** start of Listed records **

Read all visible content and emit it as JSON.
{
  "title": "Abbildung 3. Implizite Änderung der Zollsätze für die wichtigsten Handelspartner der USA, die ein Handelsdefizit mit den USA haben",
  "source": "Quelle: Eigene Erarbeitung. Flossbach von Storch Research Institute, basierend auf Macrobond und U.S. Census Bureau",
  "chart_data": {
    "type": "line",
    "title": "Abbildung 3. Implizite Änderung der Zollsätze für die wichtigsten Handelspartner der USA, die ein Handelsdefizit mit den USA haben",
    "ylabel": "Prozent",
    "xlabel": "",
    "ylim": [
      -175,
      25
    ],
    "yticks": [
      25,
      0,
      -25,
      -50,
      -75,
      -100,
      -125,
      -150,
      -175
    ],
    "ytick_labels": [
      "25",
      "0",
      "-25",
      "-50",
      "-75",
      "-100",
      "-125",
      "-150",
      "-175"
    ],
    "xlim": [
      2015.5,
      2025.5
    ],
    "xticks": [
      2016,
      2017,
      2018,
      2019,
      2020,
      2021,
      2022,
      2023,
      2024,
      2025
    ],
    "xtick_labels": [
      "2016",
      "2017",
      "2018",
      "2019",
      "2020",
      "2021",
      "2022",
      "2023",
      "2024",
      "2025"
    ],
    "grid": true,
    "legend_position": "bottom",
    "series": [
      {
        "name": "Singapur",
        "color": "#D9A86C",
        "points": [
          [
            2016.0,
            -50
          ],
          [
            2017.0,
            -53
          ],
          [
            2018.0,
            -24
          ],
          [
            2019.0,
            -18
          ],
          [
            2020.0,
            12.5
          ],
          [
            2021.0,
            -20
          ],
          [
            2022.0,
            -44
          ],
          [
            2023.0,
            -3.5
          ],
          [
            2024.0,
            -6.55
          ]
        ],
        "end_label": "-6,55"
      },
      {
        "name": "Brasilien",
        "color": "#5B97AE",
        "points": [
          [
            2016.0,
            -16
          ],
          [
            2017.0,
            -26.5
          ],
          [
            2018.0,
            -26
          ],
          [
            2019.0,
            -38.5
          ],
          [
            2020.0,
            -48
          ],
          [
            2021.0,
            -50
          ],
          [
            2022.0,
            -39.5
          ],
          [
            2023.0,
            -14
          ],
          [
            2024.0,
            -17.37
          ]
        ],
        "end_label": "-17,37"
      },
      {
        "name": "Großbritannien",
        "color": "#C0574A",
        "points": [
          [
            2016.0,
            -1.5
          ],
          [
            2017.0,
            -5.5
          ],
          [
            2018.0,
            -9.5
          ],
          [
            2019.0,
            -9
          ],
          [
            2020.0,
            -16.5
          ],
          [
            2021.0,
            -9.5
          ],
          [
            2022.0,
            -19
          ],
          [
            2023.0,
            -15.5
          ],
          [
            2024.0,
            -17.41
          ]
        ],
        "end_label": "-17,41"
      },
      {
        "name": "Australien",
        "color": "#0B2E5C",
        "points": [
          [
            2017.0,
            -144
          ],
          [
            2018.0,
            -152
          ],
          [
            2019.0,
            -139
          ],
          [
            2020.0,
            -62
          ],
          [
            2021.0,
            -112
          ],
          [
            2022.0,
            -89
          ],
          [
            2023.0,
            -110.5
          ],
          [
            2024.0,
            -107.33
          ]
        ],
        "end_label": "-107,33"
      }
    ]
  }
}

** end of Listed records **

**Direction**
Return the whole listing exactly.

**Full output**
Read all visible content and emit it as JSON.
{
  "title": "Abbildung 3. Implizite Änderung der Zollsätze für die wichtigsten Handelspartner der USA, die ein Handelsdefizit mit den USA haben",
  "source": "Quelle: Eigene Erarbeitung. Flossbach von Storch Research Institute, basierend auf Macrobond und U.S. Census Bureau",
  "chart_data": {
    "type": "line",
    "title": "Abbildung 3. Implizite Änderung der Zollsätze für die wichtigsten Handelspartner der USA, die ein Handelsdefizit mit den USA haben",
    "ylabel": "Prozent",
    "xlabel": "",
    "ylim": [
      -175,
      25
    ],
    "yticks": [
      25,
      0,
      -25,
      -50,
      -75,
      -100,
      -125,
      -150,
      -175
    ],
    "ytick_labels": [
      "25",
      "0",
      "-25",
      "-50",
      "-75",
      "-100",
      "-125",
      "-150",
      "-175"
    ],
    "xlim": [
      2015.5,
      2025.5
    ],
    "xticks": [
      2016,
      2017,
      2018,
      2019,
      2020,
      2021,
      2022,
      2023,
      2024,
      2025
    ],
    "xtick_labels": [
      "2016",
      "2017",
      "2018",
      "2019",
      "2020",
      "2021",
      "2022",
      "2023",
      "2024",
      "2025"
    ],
    "grid": true,
    "legend_position": "bottom",
    "series": [
      {
        "name": "Singapur",
        "color": "#D9A86C",
        "points": [
          [
            2016.0,
            -50
          ],
          [
            2017.0,
            -53
          ],
          [
            2018.0,
            -24
          ],
          [
            2019.0,
            -18
          ],
          [
            2020.0,
            12.5
          ],
          [
            2021.0,
            -20
          ],
          [
            2022.0,
            -44
          ],
          [
            2023.0,
            -3.5
          ],
          [
            2024.0,
            -6.55
          ]
        ],
        "end_label": "-6,55"
      },
      {
        "name": "Brasilien",
        "color": "#5B97AE",
        "points": [
          [
            2016.0,
            -16
          ],
          [
            2017.0,
            -26.5
          ],
          [
            2018.0,
            -26
          ],
          [
            2019.0,
            -38.5
          ],
          [
            2020.0,
            -48
          ],
          [
            2021.0,
            -50
          ],
          [
            2022.0,
            -39.5
          ],
          [
            2023.0,
            -14
          ],
          [
            2024.0,
            -17.37
          ]
        ],
        "end_label": "-17,37"
      },
      {
        "name": "Großbritannien",
        "color": "#C0574A",
        "points": [
          [
            2016.0,
            -1.5
          ],
          [
            2017.0,
            -5.5
          ],
          [
            2018.0,
            -9.5
          ],
          [
            2019.0,
            -9
          ],
          [
            2020.0,
            -16.5
          ],
          [
            2021.0,
            -9.5
          ],
          [
            2022.0,
            -19
          ],
          [
            2023.0,
            -15.5
          ],
          [
            2024.0,
            -17.41
          ]
        ],
        "end_label": "-17,41"
      },
      {
        "name": "Australien",
        "color": "#0B2E5C",
        "points": [
          [
            2017.0,
            -144
          ],
          [
            2018.0,
            -152
          ],
          [
            2019.0,
            -139
          ],
          [
            2020.0,
            -62
          ],
          [
            2021.0,
            -112
          ],
          [
            2022.0,
            -89
          ],
          [
            2023.0,
            -110.5
          ],
          [
            2024.0,
            -107.33
          ]
        ],
        "end_label": "-107,33"
      }
    ]
  }
}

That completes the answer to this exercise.